▸ **Records shown**
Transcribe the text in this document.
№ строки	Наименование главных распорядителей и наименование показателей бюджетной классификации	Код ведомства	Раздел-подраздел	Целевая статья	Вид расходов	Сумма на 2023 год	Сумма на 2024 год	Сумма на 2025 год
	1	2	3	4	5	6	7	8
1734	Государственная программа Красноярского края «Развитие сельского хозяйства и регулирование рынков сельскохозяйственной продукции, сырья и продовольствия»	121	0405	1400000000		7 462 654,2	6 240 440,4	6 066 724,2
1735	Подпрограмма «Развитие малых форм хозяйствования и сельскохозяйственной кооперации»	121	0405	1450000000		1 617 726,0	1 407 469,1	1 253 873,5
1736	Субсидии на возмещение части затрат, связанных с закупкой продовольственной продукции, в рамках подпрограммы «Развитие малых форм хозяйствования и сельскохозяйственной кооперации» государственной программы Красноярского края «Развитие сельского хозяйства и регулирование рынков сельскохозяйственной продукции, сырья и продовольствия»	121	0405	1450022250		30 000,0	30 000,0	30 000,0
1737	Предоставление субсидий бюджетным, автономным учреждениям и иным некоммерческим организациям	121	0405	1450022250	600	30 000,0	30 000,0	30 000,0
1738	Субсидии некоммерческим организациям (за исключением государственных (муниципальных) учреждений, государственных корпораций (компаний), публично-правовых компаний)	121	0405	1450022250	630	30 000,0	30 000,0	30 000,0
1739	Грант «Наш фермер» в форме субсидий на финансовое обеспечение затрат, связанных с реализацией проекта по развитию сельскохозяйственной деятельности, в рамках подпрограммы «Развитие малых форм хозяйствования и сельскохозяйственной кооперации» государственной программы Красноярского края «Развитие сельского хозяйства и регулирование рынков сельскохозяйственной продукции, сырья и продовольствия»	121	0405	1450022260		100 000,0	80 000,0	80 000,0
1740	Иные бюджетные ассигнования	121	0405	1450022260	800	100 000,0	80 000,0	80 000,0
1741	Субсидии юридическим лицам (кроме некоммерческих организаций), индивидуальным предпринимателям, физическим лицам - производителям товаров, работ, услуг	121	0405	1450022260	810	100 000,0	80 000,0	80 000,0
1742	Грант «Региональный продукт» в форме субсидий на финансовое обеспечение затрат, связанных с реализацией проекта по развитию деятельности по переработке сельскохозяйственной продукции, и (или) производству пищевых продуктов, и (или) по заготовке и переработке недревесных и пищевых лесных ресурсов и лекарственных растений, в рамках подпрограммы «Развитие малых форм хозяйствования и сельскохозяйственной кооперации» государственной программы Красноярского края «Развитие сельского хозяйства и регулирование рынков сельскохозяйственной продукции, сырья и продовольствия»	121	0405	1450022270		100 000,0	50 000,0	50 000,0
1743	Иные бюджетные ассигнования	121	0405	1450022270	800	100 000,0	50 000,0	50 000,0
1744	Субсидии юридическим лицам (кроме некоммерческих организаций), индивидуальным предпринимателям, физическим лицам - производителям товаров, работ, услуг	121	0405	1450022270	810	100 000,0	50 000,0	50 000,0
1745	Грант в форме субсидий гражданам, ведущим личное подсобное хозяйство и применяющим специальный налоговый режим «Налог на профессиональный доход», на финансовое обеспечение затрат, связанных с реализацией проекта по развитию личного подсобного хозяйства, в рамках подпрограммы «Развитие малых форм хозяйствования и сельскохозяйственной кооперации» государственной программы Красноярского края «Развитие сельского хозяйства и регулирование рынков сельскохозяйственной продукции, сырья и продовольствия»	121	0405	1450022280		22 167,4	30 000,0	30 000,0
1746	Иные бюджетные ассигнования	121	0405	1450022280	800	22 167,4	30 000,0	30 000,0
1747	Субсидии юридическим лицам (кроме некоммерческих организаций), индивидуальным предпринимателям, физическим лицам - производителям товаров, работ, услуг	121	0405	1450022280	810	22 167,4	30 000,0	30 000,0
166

▸ **Short problem**
Identify the lines in the entries that hold "бюджетные" and return each one.

▸ **Final answer**
1740	Иные бюджетные ассигнования	121	0405	1450022260	800	100 000,0	80 000,0	80 000,0
1743	Иные бюджетные ассигнования	121	0405	1450022270	800	100 000,0	50 000,0	50 000,0
1746	Иные бюджетные ассигнования	121	0405	1450022280	800	22 167,4	30 000,0	30 000,0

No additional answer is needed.